STORED DATA
----------------
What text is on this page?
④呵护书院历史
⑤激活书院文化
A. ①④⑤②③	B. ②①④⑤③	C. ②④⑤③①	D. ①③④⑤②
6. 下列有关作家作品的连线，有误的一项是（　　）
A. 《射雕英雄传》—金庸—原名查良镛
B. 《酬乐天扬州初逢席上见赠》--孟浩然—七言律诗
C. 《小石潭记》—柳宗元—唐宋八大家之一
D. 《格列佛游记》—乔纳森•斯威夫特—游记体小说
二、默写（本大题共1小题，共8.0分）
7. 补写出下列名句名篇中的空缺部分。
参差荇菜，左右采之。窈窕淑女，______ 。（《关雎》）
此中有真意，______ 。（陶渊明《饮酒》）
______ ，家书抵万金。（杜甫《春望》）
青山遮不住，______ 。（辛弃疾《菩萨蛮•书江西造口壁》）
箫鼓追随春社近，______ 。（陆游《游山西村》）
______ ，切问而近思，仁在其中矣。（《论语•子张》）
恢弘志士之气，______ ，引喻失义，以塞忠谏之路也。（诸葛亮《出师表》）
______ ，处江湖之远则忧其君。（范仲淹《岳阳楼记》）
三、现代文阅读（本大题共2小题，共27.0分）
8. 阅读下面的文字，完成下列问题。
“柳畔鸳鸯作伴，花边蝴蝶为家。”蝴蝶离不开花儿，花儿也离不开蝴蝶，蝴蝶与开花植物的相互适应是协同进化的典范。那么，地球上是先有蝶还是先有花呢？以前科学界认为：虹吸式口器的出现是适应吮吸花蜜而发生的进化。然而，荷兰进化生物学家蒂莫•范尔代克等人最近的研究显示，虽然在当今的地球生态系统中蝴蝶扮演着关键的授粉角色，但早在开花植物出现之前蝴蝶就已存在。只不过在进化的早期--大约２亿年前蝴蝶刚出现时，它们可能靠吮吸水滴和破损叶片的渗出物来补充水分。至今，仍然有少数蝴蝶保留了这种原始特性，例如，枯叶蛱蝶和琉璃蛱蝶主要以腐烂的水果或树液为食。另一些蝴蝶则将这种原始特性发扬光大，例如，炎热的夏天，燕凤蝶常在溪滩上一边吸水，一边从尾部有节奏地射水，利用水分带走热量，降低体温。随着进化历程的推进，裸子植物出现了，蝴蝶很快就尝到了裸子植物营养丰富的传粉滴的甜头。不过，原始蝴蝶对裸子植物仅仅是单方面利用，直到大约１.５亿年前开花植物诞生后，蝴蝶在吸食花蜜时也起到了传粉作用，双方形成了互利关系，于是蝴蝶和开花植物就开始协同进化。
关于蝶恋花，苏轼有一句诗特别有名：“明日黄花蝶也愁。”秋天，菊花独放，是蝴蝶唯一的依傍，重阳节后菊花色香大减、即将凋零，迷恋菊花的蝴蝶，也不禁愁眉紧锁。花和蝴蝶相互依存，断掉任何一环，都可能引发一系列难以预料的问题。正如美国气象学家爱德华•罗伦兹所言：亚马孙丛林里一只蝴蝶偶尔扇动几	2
----------------
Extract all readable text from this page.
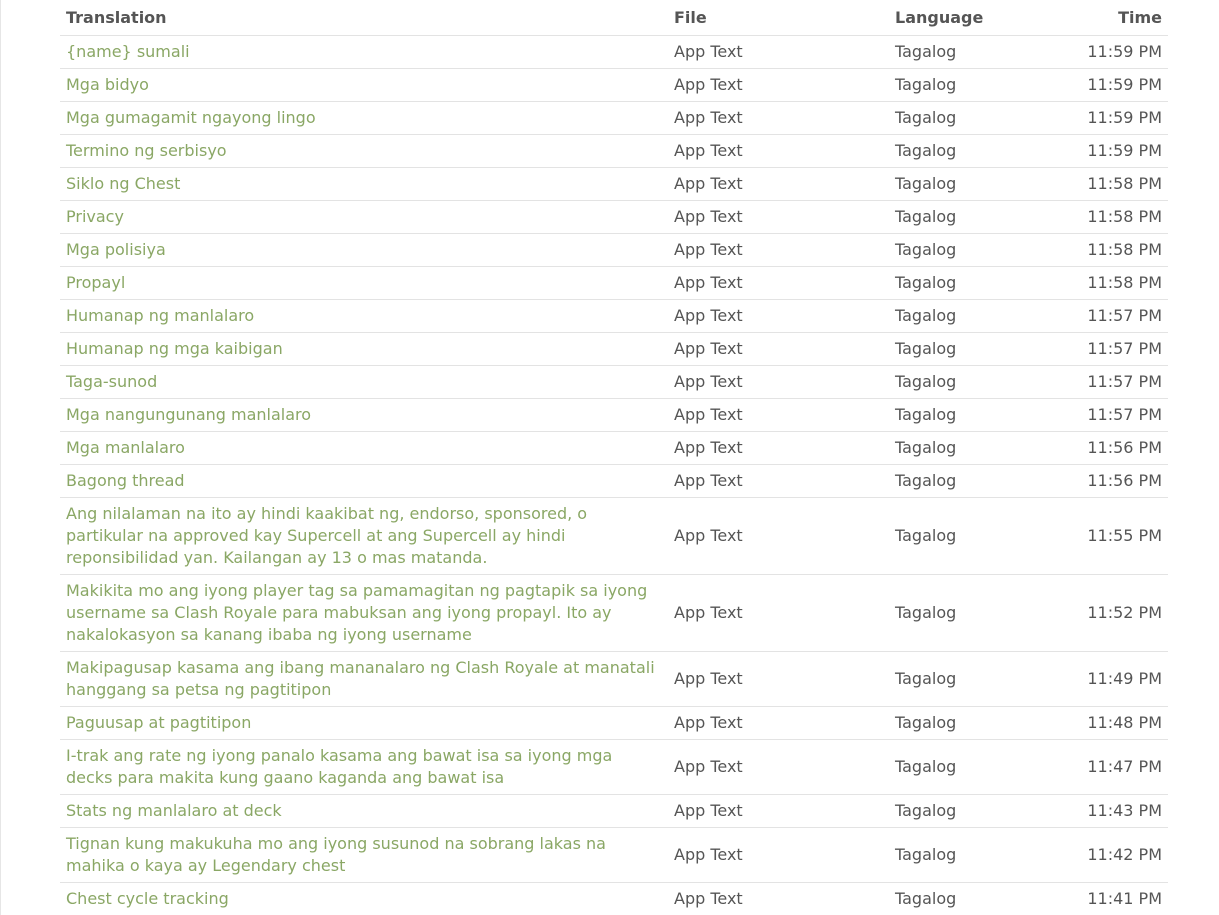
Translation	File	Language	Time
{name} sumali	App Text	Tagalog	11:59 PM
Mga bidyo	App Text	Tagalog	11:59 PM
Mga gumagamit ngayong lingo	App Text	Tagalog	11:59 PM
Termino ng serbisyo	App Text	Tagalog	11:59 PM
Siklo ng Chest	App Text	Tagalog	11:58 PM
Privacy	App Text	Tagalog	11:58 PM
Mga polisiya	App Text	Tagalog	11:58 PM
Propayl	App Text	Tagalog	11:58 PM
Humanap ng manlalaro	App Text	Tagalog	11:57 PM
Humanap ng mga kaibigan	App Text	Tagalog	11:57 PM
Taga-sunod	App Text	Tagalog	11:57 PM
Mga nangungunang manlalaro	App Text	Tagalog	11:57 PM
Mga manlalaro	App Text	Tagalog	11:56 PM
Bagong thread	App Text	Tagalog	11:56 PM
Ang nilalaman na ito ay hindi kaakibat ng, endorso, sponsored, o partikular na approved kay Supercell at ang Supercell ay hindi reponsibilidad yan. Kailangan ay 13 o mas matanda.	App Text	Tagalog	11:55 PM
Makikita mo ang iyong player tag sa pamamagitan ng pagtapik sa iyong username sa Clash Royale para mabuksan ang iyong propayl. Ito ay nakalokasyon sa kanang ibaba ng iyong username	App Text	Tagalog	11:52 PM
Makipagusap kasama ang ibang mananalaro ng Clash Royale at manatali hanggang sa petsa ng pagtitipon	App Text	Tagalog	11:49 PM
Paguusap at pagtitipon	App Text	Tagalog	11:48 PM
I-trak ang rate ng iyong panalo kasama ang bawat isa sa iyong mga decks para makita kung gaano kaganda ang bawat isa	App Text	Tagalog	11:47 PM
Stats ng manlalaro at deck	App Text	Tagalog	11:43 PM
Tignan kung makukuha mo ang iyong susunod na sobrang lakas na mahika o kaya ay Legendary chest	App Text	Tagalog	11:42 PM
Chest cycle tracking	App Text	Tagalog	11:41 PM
----------------
WHAT IS BEING ASKED
Indicate how many lines of the material contain the string "manlalaro", giving the number and nothing more.

EXERCISE SOLUTION
4